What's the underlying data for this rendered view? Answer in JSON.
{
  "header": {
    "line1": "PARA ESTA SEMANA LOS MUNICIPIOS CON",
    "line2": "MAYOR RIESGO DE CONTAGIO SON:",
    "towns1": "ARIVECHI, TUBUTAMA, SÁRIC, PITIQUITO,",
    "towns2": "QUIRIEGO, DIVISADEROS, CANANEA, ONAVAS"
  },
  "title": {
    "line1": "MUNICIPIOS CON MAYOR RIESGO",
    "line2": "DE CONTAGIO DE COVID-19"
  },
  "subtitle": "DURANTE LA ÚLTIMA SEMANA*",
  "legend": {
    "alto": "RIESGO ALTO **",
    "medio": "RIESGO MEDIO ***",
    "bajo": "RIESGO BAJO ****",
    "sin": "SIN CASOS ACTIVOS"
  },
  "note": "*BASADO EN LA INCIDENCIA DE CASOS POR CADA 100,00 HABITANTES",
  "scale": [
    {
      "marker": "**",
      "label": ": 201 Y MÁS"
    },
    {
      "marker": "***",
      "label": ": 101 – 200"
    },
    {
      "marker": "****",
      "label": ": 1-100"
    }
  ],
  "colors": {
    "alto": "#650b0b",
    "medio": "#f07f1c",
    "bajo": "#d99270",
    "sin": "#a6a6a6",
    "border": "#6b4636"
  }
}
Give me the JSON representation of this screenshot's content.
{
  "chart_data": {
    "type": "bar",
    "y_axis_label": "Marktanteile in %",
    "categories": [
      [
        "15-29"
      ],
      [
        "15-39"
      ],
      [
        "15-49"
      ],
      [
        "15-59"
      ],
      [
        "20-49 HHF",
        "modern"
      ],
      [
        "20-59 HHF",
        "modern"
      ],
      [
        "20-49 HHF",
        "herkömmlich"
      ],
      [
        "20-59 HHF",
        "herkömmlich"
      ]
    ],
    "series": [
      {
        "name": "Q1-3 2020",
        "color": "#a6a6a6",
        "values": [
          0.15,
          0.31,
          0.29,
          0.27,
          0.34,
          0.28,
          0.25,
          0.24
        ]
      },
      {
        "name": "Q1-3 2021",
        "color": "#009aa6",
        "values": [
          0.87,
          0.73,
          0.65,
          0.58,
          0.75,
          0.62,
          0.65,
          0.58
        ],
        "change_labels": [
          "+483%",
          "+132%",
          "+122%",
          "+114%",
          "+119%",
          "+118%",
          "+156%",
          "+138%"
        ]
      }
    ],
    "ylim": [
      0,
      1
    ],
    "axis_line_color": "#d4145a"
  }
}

__________________________________________________

## Task directions
Copy every line of the listing that includes the string "SEMANA".

## Output of the task
    "line1": "PARA ESTA SEMANA LOS MUNICIPIOS CON",
  "subtitle": "DURANTE LA ÚLTIMA SEMANA*",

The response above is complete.